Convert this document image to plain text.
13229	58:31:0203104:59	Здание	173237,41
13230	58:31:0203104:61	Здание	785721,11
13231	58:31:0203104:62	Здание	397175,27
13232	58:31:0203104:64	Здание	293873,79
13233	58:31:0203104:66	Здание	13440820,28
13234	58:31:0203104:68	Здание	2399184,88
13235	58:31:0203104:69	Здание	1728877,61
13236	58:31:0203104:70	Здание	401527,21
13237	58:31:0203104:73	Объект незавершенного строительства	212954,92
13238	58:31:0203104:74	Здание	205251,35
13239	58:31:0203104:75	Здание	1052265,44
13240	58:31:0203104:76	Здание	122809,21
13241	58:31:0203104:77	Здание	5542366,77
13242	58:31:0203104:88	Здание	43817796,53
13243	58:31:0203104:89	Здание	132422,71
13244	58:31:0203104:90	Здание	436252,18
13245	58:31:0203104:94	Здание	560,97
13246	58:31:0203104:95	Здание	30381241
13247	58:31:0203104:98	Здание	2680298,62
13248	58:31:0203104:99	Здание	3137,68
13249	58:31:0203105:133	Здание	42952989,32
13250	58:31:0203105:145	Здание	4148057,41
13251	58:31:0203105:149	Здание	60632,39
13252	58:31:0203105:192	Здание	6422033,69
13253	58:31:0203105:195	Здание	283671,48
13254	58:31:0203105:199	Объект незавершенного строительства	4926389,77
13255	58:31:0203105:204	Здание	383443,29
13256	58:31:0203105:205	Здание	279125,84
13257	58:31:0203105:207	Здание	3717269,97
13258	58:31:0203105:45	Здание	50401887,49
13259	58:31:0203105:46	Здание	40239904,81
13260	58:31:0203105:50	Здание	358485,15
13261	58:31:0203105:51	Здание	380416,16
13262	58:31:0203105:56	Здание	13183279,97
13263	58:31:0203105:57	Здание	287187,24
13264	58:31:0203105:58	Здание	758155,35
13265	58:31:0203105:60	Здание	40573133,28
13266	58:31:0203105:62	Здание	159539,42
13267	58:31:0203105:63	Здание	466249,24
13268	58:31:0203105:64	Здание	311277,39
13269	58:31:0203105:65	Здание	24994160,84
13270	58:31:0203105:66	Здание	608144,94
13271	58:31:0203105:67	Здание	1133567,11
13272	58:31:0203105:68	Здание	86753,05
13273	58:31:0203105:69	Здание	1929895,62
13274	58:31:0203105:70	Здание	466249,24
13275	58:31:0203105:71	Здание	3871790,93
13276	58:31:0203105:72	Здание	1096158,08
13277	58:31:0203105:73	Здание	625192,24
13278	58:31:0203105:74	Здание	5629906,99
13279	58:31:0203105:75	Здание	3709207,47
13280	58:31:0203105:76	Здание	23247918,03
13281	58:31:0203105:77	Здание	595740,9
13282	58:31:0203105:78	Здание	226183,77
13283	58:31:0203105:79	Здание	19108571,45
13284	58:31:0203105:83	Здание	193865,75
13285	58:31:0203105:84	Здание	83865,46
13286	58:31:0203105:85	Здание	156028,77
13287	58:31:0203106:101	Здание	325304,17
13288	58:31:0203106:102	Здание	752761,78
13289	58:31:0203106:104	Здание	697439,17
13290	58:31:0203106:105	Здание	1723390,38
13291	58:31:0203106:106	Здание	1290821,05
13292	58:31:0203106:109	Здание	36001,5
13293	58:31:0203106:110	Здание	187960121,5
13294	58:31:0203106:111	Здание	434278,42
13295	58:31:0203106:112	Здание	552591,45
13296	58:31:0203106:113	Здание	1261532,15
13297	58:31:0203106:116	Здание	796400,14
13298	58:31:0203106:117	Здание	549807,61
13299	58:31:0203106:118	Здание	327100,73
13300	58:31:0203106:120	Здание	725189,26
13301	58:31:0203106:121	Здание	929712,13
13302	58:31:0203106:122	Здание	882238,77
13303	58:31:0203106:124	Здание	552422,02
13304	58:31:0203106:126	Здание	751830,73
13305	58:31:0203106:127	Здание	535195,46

────────

#### Objective:
Copy each line that contains the word "Объект".

#### Exercise output:
13237	58:31:0203104:73	Объект незавершенного строительства	212954,92
13254	58:31:0203105:199	Объект незавершенного строительства	4926389,77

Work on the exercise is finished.